• **The task**
Present the following data again exactly as it is shown.

• **Extracted records**
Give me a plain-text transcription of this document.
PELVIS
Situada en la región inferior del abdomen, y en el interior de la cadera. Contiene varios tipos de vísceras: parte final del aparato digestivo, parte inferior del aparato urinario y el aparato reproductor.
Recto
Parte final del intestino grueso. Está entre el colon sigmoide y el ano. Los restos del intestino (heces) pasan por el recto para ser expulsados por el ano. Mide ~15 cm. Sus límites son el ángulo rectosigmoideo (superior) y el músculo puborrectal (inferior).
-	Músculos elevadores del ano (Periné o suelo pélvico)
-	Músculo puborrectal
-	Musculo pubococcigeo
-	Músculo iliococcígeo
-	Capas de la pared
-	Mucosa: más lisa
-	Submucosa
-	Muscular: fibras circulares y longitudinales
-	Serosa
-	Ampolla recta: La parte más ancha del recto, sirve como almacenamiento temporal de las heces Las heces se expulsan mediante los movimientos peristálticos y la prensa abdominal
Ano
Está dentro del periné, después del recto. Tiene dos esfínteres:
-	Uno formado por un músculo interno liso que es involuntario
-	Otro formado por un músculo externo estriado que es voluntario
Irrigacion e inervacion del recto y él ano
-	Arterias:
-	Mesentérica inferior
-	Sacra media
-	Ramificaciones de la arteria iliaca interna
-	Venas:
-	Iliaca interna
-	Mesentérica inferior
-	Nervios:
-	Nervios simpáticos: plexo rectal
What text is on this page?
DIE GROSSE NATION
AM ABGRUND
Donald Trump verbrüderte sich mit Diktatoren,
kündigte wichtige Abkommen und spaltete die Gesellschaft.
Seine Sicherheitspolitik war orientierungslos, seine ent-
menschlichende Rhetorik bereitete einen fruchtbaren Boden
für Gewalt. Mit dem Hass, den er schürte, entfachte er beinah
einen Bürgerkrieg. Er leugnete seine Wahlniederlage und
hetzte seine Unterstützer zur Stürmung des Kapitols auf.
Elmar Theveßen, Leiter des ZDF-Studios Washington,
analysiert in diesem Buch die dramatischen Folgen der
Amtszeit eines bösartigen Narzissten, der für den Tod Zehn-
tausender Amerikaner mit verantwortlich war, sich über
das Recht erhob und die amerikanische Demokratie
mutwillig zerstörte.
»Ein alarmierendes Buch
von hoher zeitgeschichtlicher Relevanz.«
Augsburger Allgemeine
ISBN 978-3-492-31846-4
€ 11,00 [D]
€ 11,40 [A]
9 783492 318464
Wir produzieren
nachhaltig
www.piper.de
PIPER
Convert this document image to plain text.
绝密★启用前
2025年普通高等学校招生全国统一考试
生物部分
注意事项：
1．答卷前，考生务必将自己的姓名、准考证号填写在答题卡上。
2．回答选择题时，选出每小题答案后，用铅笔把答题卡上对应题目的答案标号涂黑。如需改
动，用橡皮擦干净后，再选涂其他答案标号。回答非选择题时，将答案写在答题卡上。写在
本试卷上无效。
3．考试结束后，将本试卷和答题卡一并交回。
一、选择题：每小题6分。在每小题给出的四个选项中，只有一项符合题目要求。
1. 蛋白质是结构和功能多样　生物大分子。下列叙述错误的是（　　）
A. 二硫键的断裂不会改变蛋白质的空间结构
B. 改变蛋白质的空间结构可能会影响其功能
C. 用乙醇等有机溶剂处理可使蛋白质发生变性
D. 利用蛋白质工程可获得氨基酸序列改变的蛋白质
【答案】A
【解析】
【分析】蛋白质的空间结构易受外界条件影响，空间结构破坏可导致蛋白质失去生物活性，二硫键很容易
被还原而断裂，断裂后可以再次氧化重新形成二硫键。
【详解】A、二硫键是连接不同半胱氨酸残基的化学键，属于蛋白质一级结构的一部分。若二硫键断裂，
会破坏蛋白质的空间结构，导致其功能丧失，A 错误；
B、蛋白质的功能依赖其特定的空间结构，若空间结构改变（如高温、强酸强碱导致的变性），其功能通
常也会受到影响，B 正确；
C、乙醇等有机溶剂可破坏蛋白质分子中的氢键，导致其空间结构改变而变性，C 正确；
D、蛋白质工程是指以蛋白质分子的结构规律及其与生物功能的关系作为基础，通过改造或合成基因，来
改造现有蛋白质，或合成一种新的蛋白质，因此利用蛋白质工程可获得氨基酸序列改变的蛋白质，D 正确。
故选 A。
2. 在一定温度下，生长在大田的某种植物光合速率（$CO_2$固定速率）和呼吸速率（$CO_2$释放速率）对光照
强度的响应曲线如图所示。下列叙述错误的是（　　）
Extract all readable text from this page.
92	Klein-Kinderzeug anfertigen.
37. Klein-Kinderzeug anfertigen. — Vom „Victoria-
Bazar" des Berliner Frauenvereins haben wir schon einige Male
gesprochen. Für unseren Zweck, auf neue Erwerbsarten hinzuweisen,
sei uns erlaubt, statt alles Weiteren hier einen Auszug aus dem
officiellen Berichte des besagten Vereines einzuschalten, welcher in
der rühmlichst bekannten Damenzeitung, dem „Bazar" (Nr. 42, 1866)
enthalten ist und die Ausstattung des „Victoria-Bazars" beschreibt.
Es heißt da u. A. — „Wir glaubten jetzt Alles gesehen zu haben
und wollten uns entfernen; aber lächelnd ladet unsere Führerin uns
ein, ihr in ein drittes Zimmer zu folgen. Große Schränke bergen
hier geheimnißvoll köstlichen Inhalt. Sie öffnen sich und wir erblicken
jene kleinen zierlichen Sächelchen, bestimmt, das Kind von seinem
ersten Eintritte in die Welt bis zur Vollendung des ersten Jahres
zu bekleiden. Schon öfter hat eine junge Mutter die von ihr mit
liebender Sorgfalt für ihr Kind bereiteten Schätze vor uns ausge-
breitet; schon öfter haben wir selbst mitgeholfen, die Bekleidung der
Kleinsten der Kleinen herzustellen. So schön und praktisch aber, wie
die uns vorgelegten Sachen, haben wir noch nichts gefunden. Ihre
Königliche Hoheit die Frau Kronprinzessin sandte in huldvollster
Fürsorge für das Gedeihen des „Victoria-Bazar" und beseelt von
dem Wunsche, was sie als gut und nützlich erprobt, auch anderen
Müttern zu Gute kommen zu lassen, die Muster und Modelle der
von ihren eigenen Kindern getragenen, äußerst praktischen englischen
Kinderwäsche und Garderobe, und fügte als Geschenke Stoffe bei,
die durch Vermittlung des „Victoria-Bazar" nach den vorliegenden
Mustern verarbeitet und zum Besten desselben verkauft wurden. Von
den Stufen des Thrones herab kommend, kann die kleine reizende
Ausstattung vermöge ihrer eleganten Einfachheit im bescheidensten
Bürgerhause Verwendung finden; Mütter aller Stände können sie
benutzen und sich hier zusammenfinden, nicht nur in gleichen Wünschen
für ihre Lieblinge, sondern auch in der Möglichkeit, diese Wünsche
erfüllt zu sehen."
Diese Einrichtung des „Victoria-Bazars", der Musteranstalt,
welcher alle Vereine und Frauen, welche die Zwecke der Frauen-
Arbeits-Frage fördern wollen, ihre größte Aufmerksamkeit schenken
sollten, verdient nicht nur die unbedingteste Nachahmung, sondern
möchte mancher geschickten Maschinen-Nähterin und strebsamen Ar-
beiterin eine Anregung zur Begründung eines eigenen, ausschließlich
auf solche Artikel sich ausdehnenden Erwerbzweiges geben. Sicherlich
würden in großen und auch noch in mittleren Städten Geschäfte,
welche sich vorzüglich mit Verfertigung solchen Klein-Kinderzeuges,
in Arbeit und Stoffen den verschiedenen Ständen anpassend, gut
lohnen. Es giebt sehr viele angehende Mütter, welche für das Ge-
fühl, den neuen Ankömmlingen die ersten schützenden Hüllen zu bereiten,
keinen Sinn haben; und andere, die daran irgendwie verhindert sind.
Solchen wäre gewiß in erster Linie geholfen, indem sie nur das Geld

• **Response**
Give me a plain-text transcription of this document.
PELVIS
Situada en la región inferior del abdomen, y en el interior de la cadera. Contiene varios tipos de vísceras: parte final del aparato digestivo, parte inferior del aparato urinario y el aparato reproductor.
Recto
Parte final del intestino grueso. Está entre el colon sigmoide y el ano. Los restos del intestino (heces) pasan por el recto para ser expulsados por el ano. Mide ~15 cm. Sus límites son el ángulo rectosigmoideo (superior) y el músculo puborrectal (inferior).
-	Músculos elevadores del ano (Periné o suelo pélvico)
-	Músculo puborrectal
-	Musculo pubococcigeo
-	Músculo iliococcígeo
-	Capas de la pared
-	Mucosa: más lisa
-	Submucosa
-	Muscular: fibras circulares y longitudinales
-	Serosa
-	Ampolla recta: La parte más ancha del recto, sirve como almacenamiento temporal de las heces Las heces se expulsan mediante los movimientos peristálticos y la prensa abdominal
Ano
Está dentro del periné, después del recto. Tiene dos esfínteres:
-	Uno formado por un músculo interno liso que es involuntario
-	Otro formado por un músculo externo estriado que es voluntario
Irrigacion e inervacion del recto y él ano
-	Arterias:
-	Mesentérica inferior
-	Sacra media
-	Ramificaciones de la arteria iliaca interna
-	Venas:
-	Iliaca interna
-	Mesentérica inferior
-	Nervios:
-	Nervios simpáticos: plexo rectal
What text is on this page?
DIE GROSSE NATION
AM ABGRUND
Donald Trump verbrüderte sich mit Diktatoren,
kündigte wichtige Abkommen und spaltete die Gesellschaft.
Seine Sicherheitspolitik war orientierungslos, seine ent-
menschlichende Rhetorik bereitete einen fruchtbaren Boden
für Gewalt. Mit dem Hass, den er schürte, entfachte er beinah
einen Bürgerkrieg. Er leugnete seine Wahlniederlage und
hetzte seine Unterstützer zur Stürmung des Kapitols auf.
Elmar Theveßen, Leiter des ZDF-Studios Washington,
analysiert in diesem Buch die dramatischen Folgen der
Amtszeit eines bösartigen Narzissten, der für den Tod Zehn-
tausender Amerikaner mit verantwortlich war, sich über
das Recht erhob und die amerikanische Demokratie
mutwillig zerstörte.
»Ein alarmierendes Buch
von hoher zeitgeschichtlicher Relevanz.«
Augsburger Allgemeine
ISBN 978-3-492-31846-4
€ 11,00 [D]
€ 11,40 [A]
9 783492 318464
Wir produzieren
nachhaltig
www.piper.de
PIPER
Convert this document image to plain text.
绝密★启用前
2025年普通高等学校招生全国统一考试
生物部分
注意事项：
1．答卷前，考生务必将自己的姓名、准考证号填写在答题卡上。
2．回答选择题时，选出每小题答案后，用铅笔把答题卡上对应题目的答案标号涂黑。如需改
动，用橡皮擦干净后，再选涂其他答案标号。回答非选择题时，将答案写在答题卡上。写在
本试卷上无效。
3．考试结束后，将本试卷和答题卡一并交回。
一、选择题：每小题6分。在每小题给出的四个选项中，只有一项符合题目要求。
1. 蛋白质是结构和功能多样　生物大分子。下列叙述错误的是（　　）
A. 二硫键的断裂不会改变蛋白质的空间结构
B. 改变蛋白质的空间结构可能会影响其功能
C. 用乙醇等有机溶剂处理可使蛋白质发生变性
D. 利用蛋白质工程可获得氨基酸序列改变的蛋白质
【答案】A
【解析】
【分析】蛋白质的空间结构易受外界条件影响，空间结构破坏可导致蛋白质失去生物活性，二硫键很容易
被还原而断裂，断裂后可以再次氧化重新形成二硫键。
【详解】A、二硫键是连接不同半胱氨酸残基的化学键，属于蛋白质一级结构的一部分。若二硫键断裂，
会破坏蛋白质的空间结构，导致其功能丧失，A 错误；
B、蛋白质的功能依赖其特定的空间结构，若空间结构改变（如高温、强酸强碱导致的变性），其功能通
常也会受到影响，B 正确；
C、乙醇等有机溶剂可破坏蛋白质分子中的氢键，导致其空间结构改变而变性，C 正确；
D、蛋白质工程是指以蛋白质分子的结构规律及其与生物功能的关系作为基础，通过改造或合成基因，来
改造现有蛋白质，或合成一种新的蛋白质，因此利用蛋白质工程可获得氨基酸序列改变的蛋白质，D 正确。
故选 A。
2. 在一定温度下，生长在大田的某种植物光合速率（$CO_2$固定速率）和呼吸速率（$CO_2$释放速率）对光照
强度的响应曲线如图所示。下列叙述错误的是（　　）
Extract all readable text from this page.
92	Klein-Kinderzeug anfertigen.
37. Klein-Kinderzeug anfertigen. — Vom „Victoria-
Bazar" des Berliner Frauenvereins haben wir schon einige Male
gesprochen. Für unseren Zweck, auf neue Erwerbsarten hinzuweisen,
sei uns erlaubt, statt alles Weiteren hier einen Auszug aus dem
officiellen Berichte des besagten Vereines einzuschalten, welcher in
der rühmlichst bekannten Damenzeitung, dem „Bazar" (Nr. 42, 1866)
enthalten ist und die Ausstattung des „Victoria-Bazars" beschreibt.
Es heißt da u. A. — „Wir glaubten jetzt Alles gesehen zu haben
und wollten uns entfernen; aber lächelnd ladet unsere Führerin uns
ein, ihr in ein drittes Zimmer zu folgen. Große Schränke bergen
hier geheimnißvoll köstlichen Inhalt. Sie öffnen sich und wir erblicken
jene kleinen zierlichen Sächelchen, bestimmt, das Kind von seinem
ersten Eintritte in die Welt bis zur Vollendung des ersten Jahres
zu bekleiden. Schon öfter hat eine junge Mutter die von ihr mit
liebender Sorgfalt für ihr Kind bereiteten Schätze vor uns ausge-
breitet; schon öfter haben wir selbst mitgeholfen, die Bekleidung der
Kleinsten der Kleinen herzustellen. So schön und praktisch aber, wie
die uns vorgelegten Sachen, haben wir noch nichts gefunden. Ihre
Königliche Hoheit die Frau Kronprinzessin sandte in huldvollster
Fürsorge für das Gedeihen des „Victoria-Bazar" und beseelt von
dem Wunsche, was sie als gut und nützlich erprobt, auch anderen
Müttern zu Gute kommen zu lassen, die Muster und Modelle der
von ihren eigenen Kindern getragenen, äußerst praktischen englischen
Kinderwäsche und Garderobe, und fügte als Geschenke Stoffe bei,
die durch Vermittlung des „Victoria-Bazar" nach den vorliegenden
Mustern verarbeitet und zum Besten desselben verkauft wurden. Von
den Stufen des Thrones herab kommend, kann die kleine reizende
Ausstattung vermöge ihrer eleganten Einfachheit im bescheidensten
Bürgerhause Verwendung finden; Mütter aller Stände können sie
benutzen und sich hier zusammenfinden, nicht nur in gleichen Wünschen
für ihre Lieblinge, sondern auch in der Möglichkeit, diese Wünsche
erfüllt zu sehen."
Diese Einrichtung des „Victoria-Bazars", der Musteranstalt,
welcher alle Vereine und Frauen, welche die Zwecke der Frauen-
Arbeits-Frage fördern wollen, ihre größte Aufmerksamkeit schenken
sollten, verdient nicht nur die unbedingteste Nachahmung, sondern
möchte mancher geschickten Maschinen-Nähterin und strebsamen Ar-
beiterin eine Anregung zur Begründung eines eigenen, ausschließlich
auf solche Artikel sich ausdehnenden Erwerbzweiges geben. Sicherlich
würden in großen und auch noch in mittleren Städten Geschäfte,
welche sich vorzüglich mit Verfertigung solchen Klein-Kinderzeuges,
in Arbeit und Stoffen den verschiedenen Ständen anpassend, gut
lohnen. Es giebt sehr viele angehende Mütter, welche für das Ge-
fühl, den neuen Ankömmlingen die ersten schützenden Hüllen zu bereiten,
keinen Sinn haben; und andere, die daran irgendwie verhindert sind.
Solchen wäre gewiß in erster Linie geholfen, indem sie nur das Geld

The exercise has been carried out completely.